**TASK DETAILS:** Write out every line below that includes the word "толстой".

**LISTED RECORDS:**
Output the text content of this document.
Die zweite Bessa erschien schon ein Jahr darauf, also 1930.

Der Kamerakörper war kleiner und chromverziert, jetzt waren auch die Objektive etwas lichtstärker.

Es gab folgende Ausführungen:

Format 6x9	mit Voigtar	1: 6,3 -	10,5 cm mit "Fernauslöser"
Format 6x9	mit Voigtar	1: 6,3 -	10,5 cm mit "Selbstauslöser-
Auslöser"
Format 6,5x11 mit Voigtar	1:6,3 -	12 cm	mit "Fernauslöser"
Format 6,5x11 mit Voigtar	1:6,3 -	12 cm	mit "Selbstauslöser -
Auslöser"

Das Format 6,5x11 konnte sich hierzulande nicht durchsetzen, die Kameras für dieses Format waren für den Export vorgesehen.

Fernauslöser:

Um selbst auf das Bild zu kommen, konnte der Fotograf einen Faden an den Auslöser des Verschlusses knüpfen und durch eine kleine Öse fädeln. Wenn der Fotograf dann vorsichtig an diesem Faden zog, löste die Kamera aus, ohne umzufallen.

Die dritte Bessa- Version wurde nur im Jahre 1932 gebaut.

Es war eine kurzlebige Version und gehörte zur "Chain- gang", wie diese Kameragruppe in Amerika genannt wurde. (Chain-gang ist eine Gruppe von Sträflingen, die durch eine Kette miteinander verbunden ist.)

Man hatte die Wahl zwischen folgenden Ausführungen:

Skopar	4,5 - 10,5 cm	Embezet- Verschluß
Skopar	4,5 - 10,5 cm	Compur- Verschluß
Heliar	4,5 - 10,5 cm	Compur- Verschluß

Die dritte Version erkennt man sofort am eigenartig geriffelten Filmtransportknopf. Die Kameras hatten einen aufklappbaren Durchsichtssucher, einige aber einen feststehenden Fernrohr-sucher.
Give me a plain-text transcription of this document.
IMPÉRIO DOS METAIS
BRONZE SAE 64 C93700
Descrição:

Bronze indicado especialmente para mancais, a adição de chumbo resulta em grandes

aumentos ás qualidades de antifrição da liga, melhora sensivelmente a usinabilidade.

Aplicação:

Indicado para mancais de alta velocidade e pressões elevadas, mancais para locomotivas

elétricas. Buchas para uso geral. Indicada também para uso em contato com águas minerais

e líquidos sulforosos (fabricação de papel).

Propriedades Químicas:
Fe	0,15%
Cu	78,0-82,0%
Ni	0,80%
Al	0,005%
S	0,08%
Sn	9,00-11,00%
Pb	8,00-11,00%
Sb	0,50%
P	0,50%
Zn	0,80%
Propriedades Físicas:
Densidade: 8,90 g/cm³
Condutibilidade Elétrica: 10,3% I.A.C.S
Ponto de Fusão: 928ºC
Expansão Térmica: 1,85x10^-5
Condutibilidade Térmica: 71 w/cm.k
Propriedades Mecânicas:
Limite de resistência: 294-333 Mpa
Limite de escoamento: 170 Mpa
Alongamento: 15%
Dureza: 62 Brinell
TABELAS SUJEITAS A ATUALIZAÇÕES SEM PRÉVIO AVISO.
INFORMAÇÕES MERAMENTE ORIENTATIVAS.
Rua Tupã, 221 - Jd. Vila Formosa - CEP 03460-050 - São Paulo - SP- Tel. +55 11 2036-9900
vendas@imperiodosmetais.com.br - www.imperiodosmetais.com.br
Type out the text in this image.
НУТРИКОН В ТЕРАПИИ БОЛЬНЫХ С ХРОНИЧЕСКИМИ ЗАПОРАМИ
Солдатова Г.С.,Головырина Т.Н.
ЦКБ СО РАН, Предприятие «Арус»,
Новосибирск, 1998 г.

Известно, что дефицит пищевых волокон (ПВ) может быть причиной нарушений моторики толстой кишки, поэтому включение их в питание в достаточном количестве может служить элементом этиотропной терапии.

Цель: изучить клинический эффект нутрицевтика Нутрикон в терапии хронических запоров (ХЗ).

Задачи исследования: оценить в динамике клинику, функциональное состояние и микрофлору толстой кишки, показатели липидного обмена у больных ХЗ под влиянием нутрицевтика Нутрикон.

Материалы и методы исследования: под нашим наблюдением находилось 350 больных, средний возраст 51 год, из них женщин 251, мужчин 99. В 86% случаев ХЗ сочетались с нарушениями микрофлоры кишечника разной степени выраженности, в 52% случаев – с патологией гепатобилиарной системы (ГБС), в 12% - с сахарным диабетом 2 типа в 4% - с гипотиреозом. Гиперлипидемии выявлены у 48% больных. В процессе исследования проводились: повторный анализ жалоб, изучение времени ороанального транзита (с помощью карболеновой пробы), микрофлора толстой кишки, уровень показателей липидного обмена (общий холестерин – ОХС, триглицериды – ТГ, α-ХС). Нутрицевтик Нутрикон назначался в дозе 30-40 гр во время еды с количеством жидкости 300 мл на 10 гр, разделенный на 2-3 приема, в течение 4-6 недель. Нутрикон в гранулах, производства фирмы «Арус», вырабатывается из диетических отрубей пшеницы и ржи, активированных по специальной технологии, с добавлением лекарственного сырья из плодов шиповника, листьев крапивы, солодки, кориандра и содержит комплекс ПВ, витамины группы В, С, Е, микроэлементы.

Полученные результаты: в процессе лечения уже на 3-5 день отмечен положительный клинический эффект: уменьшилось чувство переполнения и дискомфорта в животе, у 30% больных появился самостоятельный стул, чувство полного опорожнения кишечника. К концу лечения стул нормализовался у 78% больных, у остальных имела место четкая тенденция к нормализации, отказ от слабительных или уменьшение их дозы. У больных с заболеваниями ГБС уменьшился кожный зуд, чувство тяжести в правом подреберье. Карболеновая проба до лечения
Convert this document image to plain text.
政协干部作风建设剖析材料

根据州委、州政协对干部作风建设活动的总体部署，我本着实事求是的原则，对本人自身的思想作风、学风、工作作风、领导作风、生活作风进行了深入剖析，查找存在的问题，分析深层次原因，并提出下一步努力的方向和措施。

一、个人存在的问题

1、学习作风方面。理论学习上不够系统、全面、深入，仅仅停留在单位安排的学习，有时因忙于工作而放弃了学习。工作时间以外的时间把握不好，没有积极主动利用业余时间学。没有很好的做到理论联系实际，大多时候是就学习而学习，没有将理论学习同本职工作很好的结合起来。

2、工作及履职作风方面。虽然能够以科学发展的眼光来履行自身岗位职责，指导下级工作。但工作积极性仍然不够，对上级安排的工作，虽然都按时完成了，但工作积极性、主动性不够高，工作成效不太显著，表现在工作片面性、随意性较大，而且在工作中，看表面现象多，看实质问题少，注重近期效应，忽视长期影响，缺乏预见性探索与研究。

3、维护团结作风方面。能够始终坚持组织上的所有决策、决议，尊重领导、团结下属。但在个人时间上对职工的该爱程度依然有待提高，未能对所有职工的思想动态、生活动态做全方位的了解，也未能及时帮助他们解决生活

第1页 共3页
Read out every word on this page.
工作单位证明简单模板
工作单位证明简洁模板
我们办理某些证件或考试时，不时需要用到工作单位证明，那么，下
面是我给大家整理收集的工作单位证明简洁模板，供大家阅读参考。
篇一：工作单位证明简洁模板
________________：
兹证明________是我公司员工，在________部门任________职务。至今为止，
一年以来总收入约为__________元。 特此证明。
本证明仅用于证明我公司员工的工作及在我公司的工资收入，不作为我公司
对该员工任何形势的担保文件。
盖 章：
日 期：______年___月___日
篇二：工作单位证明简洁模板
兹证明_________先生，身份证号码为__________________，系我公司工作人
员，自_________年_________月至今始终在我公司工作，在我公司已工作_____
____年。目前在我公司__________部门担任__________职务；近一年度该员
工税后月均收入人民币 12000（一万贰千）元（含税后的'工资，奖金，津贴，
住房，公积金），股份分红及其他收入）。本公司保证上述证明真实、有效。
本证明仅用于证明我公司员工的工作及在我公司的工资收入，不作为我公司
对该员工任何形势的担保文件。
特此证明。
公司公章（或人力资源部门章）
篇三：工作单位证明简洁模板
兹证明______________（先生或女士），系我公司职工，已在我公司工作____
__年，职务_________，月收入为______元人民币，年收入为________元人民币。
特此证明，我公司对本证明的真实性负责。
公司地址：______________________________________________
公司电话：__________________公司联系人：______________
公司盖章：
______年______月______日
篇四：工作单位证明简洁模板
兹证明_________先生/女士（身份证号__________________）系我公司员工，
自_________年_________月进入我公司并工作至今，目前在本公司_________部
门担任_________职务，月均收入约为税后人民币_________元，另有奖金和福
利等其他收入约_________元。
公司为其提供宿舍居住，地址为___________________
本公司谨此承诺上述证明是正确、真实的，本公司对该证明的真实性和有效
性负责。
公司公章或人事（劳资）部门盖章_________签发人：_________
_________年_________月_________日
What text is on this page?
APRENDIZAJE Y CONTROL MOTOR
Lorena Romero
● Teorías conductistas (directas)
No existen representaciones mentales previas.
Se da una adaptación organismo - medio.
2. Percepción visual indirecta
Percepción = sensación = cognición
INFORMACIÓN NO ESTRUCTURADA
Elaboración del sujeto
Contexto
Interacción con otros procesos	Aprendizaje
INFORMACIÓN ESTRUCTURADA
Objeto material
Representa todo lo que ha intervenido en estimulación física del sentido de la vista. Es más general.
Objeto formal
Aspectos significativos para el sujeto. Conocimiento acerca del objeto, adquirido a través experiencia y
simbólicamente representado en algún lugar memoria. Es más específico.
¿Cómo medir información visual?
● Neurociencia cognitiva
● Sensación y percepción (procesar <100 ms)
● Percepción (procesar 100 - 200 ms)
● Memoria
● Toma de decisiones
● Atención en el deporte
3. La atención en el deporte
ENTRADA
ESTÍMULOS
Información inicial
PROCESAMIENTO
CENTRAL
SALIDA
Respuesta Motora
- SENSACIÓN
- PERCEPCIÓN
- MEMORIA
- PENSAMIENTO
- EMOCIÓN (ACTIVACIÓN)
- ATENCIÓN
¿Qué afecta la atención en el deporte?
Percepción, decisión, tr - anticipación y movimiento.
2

**TASK RESPONSE:**
Известно, что дефицит пищевых волокон (ПВ) может быть причиной нарушений моторики толстой кишки, поэтому включение их в питание в достаточном количестве может служить элементом этиотропной терапии.
Задачи исследования: оценить в динамике клинику, функциональное состояние и микрофлору толстой кишки, показатели липидного обмена у больных ХЗ под влиянием нутрицевтика Нутрикон.
Материалы и методы исследования: под нашим наблюдением находилось 350 больных, средний возраст 51 год, из них женщин 251, мужчин 99. В 86% случаев ХЗ сочетались с нарушениями микрофлоры кишечника разной степени выраженности, в 52% случаев – с патологией гепатобилиарной системы (ГБС), в 12% - с сахарным диабетом 2 типа в 4% - с гипотиреозом. Гиперлипидемии выявлены у 48% больных. В процессе исследования проводились: повторный анализ жалоб, изучение времени ороанального транзита (с помощью карболеновой пробы), микрофлора толстой кишки, уровень показателей липидного обмена (общий холестерин – ОХС, триглицериды – ТГ, α-ХС). Нутрицевтик Нутрикон назначался в дозе 30-40 гр во время еды с количеством жидкости 300 мл на 10 гр, разделенный на 2-3 приема, в течение 4-6 недель. Нутрикон в гранулах, производства фирмы «Арус», вырабатывается из диетических отрубей пшеницы и ржи, активированных по специальной технологии, с добавлением лекарственного сырья из плодов шиповника, листьев крапивы, солодки, кориандра и содержит комплекс ПВ, витамины группы В, С, Е, микроэлементы.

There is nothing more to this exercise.